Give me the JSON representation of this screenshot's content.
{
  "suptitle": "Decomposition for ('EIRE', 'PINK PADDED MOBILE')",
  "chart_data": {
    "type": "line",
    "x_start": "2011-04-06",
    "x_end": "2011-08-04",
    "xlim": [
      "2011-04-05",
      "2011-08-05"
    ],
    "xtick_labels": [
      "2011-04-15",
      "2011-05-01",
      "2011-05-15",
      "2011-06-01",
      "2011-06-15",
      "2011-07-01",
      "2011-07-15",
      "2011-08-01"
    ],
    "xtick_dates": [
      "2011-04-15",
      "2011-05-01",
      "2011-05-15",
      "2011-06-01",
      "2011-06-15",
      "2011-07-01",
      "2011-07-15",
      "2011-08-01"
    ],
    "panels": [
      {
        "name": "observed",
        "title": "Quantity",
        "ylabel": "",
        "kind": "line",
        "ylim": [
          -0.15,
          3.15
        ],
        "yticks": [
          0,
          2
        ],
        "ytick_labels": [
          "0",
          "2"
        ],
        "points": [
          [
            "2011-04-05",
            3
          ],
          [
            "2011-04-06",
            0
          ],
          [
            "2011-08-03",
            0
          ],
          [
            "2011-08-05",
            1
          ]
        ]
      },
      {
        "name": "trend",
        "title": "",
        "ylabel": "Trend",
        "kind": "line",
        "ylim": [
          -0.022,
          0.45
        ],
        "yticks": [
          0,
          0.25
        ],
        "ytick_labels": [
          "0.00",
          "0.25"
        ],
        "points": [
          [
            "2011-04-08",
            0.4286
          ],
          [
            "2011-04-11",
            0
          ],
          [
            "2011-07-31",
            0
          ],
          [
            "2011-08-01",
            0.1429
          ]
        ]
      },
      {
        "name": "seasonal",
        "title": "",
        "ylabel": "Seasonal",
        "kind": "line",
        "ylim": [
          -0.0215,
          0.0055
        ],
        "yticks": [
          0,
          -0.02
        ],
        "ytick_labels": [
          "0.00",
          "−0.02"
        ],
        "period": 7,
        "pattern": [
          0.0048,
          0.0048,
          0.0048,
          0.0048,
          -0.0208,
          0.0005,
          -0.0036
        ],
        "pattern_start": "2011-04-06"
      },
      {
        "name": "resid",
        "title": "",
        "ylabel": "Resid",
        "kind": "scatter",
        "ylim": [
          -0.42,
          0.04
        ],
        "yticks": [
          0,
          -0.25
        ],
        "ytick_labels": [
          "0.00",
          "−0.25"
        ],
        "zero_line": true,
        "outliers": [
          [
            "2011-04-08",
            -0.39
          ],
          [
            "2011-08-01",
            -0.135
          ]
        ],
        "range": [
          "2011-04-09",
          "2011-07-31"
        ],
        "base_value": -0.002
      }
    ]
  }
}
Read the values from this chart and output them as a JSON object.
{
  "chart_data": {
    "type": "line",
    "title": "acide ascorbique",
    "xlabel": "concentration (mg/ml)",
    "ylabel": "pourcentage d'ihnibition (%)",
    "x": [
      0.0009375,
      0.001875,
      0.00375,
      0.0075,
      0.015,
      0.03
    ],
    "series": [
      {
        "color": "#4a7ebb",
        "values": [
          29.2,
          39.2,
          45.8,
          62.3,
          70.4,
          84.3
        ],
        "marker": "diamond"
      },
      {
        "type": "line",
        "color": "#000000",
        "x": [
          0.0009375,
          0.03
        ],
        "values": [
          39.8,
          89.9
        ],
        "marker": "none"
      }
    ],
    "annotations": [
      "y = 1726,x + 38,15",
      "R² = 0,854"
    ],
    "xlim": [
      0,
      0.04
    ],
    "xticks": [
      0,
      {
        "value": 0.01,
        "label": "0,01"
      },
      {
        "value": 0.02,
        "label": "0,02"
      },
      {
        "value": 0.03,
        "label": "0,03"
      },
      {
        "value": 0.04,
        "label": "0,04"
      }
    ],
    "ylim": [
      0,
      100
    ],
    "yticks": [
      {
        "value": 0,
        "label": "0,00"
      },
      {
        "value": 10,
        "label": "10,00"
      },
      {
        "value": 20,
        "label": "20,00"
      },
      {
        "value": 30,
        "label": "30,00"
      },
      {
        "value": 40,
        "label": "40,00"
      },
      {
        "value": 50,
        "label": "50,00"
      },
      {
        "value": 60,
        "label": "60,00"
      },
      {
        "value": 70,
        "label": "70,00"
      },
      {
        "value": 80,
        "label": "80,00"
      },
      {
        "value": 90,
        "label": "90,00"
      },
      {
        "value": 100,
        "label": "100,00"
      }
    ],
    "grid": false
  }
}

--- EXERCISE DIRECTIONS ---
Copy every line of the entries above in which "this" occurs.

--- THE REPLY ---
Give me the JSON representation of this screenshot's content.
Read the values from this chart and output them as a JSON object.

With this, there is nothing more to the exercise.